In the data below, locate each line with the word "magbubukas" and list it.
____ Records for the task
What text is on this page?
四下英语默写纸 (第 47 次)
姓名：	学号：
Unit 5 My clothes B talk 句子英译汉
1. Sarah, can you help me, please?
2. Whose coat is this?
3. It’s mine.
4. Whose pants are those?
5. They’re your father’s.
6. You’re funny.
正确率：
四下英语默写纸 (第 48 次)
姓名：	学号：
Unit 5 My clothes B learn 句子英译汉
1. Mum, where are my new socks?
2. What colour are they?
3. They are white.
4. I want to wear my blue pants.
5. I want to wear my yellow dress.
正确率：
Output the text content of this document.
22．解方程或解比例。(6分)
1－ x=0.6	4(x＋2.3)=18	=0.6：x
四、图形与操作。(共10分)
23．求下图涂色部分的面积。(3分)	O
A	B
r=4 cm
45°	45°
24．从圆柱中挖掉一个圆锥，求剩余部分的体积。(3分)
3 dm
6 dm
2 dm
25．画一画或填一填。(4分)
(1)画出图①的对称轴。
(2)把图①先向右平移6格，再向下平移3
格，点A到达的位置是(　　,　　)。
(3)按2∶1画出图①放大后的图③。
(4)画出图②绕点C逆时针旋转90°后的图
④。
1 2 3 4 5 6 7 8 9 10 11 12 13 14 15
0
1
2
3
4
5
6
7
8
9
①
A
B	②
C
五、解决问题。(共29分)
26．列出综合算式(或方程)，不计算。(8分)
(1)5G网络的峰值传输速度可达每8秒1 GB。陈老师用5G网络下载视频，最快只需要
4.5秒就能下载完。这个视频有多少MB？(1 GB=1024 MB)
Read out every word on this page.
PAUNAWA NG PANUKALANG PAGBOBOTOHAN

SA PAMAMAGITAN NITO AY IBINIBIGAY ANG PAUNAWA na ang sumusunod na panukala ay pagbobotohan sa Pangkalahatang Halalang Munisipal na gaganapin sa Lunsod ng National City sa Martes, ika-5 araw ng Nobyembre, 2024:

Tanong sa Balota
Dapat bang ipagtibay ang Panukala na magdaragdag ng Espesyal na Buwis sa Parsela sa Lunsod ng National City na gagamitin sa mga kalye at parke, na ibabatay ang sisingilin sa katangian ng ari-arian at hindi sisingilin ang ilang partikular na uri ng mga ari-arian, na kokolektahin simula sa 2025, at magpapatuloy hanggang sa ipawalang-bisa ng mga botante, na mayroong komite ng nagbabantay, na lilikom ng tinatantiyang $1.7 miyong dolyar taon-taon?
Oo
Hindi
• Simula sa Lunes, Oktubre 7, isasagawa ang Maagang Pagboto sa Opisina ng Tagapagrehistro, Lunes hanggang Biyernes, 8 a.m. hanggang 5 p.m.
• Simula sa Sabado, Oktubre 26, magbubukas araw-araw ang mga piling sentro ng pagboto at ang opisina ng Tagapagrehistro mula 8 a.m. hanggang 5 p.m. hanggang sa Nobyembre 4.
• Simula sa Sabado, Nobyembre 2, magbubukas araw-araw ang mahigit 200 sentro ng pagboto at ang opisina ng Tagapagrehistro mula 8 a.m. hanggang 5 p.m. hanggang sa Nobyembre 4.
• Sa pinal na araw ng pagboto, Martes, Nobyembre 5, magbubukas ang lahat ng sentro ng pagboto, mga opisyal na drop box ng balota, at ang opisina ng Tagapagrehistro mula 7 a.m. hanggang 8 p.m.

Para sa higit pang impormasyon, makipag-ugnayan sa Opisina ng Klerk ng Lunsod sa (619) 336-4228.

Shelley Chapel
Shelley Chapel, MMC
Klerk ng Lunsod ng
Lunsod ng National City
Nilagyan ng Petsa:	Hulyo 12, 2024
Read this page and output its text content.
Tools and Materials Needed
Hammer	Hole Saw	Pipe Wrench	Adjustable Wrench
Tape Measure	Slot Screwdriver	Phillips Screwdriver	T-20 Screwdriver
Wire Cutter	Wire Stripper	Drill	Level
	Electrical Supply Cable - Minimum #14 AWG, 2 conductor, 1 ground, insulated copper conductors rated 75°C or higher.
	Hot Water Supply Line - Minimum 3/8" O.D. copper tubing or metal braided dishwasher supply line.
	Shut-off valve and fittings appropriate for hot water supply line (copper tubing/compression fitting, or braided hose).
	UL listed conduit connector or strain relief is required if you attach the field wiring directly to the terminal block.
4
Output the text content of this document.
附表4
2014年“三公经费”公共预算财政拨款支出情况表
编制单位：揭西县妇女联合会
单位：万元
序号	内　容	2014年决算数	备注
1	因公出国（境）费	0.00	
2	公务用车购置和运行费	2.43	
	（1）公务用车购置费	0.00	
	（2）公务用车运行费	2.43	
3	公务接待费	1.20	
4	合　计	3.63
________
Output of the task
• Simula sa Sabado, Oktubre 26, magbubukas araw-araw ang mga piling sentro ng pagboto at ang opisina ng Tagapagrehistro mula 8 a.m. hanggang 5 p.m. hanggang sa Nobyembre 4.
• Simula sa Sabado, Nobyembre 2, magbubukas araw-araw ang mahigit 200 sentro ng pagboto at ang opisina ng Tagapagrehistro mula 8 a.m. hanggang 5 p.m. hanggang sa Nobyembre 4.
• Sa pinal na araw ng pagboto, Martes, Nobyembre 5, magbubukas ang lahat ng sentro ng pagboto, mga opisyal na drop box ng balota, at ang opisina ng Tagapagrehistro mula 7 a.m. hanggang 8 p.m.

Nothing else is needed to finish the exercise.